Material start

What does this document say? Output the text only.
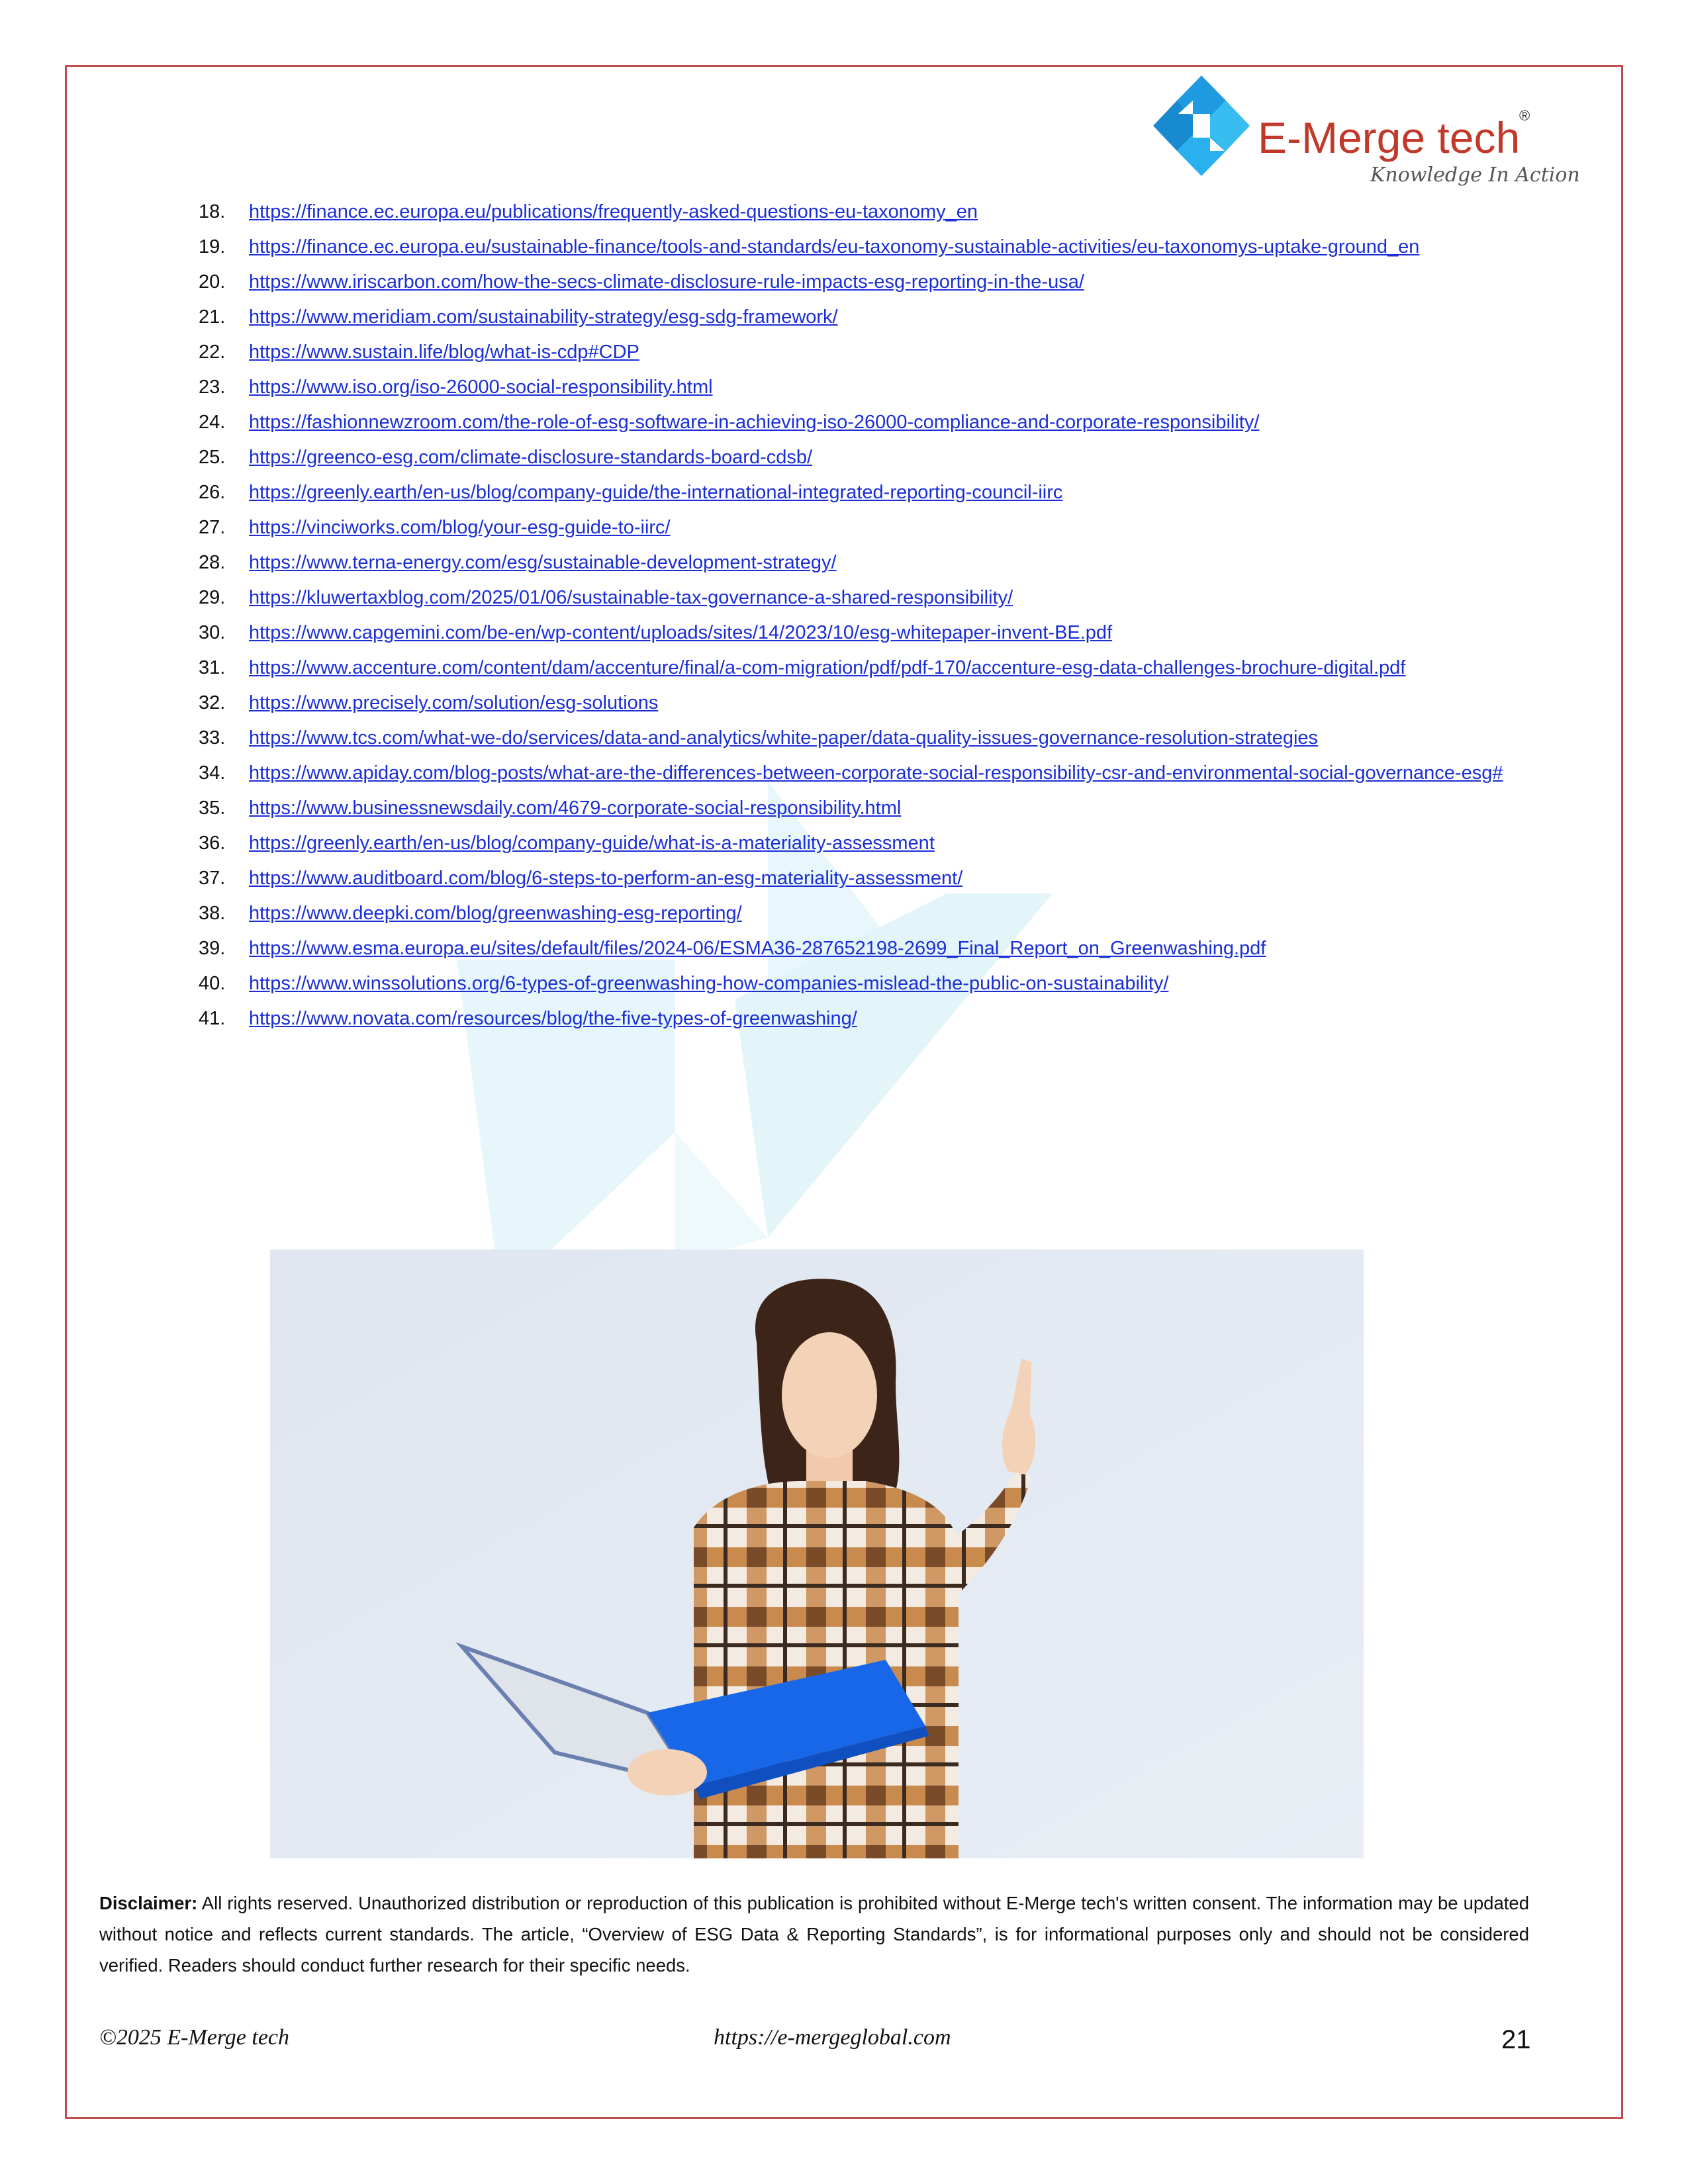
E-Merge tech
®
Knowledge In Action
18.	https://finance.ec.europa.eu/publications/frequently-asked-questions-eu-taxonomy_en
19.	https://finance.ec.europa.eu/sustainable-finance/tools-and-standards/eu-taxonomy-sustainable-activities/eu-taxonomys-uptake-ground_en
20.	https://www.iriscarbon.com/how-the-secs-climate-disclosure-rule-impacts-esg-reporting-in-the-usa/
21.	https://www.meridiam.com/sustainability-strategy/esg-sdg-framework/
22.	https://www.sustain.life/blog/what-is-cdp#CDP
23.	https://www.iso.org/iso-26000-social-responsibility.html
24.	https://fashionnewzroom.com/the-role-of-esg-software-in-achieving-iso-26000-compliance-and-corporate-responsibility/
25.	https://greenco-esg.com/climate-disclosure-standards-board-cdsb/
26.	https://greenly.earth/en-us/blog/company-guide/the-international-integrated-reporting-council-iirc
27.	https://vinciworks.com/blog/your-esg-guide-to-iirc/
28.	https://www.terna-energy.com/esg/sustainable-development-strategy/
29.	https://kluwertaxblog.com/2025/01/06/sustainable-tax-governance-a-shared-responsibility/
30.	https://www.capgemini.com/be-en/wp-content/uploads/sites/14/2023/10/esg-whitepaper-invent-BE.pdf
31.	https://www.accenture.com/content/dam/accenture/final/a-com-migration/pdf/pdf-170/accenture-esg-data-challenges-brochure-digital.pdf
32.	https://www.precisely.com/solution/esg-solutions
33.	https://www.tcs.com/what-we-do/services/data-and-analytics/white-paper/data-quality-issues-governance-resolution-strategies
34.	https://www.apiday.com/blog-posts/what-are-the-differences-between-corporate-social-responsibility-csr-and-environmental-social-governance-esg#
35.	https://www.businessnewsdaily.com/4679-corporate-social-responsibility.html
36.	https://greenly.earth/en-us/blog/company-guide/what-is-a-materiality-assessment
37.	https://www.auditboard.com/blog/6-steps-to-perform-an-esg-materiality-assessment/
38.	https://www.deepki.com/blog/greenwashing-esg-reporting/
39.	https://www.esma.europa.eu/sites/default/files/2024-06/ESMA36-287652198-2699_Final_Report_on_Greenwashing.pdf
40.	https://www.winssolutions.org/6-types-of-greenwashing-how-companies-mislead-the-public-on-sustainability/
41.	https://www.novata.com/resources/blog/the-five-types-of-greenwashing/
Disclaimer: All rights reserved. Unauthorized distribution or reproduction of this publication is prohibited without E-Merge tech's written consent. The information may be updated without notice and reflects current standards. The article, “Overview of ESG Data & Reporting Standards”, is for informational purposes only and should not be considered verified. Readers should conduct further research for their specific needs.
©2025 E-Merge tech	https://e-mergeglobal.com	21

Material end
Material start

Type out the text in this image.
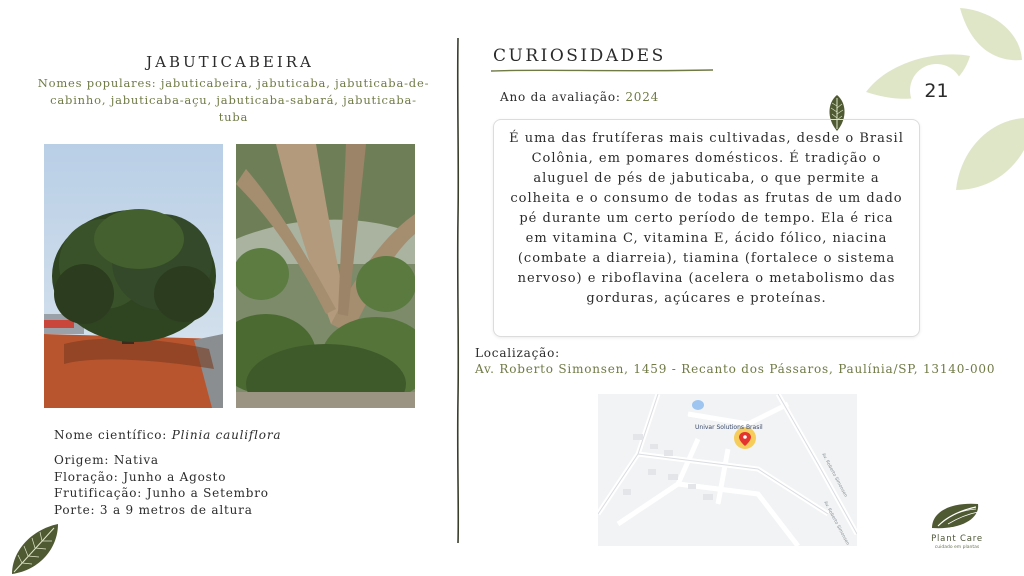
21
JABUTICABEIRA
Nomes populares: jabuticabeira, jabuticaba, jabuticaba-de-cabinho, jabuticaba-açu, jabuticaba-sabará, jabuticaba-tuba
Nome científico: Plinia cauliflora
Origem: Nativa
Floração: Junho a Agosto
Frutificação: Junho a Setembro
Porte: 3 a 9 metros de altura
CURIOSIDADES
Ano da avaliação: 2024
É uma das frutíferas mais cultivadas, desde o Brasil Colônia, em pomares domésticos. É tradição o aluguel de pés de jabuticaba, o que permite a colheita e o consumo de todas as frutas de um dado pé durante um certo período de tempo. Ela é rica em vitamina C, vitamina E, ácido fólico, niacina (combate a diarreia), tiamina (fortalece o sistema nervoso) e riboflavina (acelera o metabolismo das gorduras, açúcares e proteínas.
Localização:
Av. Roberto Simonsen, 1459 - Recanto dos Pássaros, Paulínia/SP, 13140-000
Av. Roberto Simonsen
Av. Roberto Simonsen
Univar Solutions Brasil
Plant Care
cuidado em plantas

Material end
Material start

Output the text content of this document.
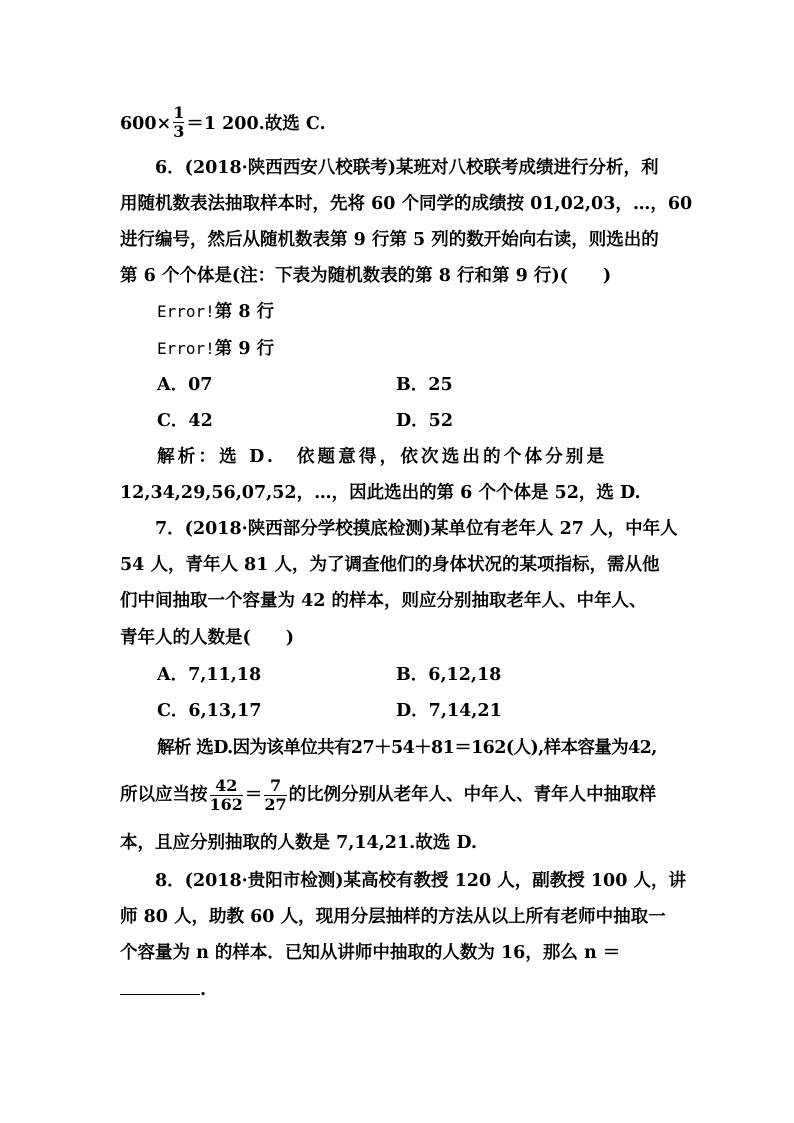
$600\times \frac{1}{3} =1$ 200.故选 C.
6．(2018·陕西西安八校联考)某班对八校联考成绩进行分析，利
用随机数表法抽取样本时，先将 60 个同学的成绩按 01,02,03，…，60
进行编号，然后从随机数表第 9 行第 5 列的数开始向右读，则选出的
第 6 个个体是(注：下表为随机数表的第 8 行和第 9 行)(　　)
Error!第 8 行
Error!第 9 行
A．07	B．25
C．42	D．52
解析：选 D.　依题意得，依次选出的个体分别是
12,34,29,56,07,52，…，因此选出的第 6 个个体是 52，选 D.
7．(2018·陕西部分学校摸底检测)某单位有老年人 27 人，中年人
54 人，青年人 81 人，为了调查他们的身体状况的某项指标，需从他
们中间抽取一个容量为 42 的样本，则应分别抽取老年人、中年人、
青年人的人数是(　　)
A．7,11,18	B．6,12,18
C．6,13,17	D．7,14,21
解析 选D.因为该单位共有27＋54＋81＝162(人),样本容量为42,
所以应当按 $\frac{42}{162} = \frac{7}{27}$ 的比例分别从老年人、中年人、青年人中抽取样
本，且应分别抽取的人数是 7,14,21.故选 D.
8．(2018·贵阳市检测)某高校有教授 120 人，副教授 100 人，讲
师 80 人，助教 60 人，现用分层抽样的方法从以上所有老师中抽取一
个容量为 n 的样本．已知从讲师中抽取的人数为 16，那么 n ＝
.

Material end

Exercise details
Show each line holding the word "sustainable".

Task output
19.	https://finance.ec.europa.eu/sustainable-finance/tools-and-standards/eu-taxonomy-sustainable-activities/eu-taxonomys-uptake-ground_en
28.	https://www.terna-energy.com/esg/sustainable-development-strategy/
29.	https://kluwertaxblog.com/2025/01/06/sustainable-tax-governance-a-shared-responsibility/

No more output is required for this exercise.